___ Information shown

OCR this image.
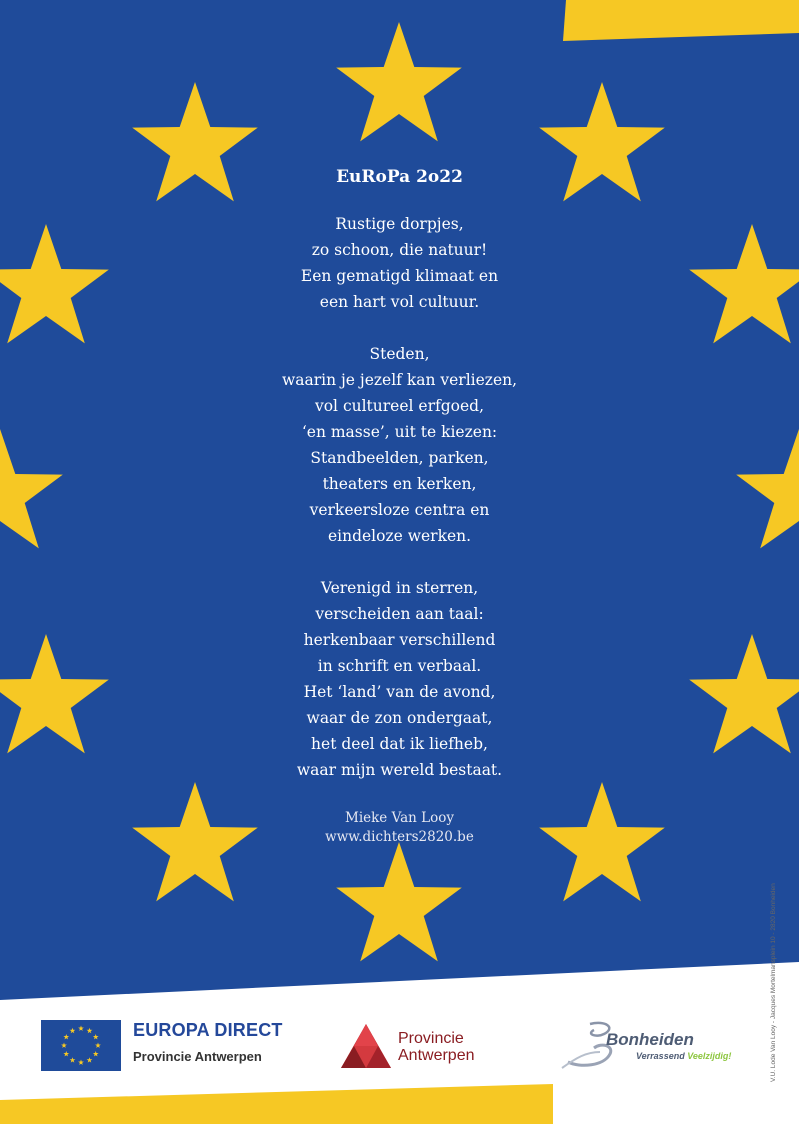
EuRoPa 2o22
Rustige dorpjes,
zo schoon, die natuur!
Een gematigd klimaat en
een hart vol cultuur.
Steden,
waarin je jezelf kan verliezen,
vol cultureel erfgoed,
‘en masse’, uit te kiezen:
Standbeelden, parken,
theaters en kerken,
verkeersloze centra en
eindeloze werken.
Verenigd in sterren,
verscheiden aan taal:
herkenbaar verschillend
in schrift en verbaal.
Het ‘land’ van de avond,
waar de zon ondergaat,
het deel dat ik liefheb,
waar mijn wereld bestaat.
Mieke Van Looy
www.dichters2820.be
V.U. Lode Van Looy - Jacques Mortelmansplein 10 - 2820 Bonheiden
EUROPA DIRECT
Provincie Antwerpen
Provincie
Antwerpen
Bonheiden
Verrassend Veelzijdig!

______
___ Information shown

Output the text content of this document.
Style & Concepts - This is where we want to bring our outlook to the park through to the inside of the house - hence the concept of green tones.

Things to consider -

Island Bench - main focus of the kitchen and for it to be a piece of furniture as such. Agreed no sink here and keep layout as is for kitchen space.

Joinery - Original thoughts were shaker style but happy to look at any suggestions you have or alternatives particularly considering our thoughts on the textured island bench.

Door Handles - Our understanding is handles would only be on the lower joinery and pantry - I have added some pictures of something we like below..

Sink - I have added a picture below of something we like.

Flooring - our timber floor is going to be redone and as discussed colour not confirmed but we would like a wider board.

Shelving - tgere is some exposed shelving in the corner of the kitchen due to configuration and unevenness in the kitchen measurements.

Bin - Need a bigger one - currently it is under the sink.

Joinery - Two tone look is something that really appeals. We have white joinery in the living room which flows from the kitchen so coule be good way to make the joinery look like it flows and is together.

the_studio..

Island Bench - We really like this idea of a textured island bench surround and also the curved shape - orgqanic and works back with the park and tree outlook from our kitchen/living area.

______

* _Aim_
State how many lines of the data include the word "something", with nothing else.

* _Reply_
3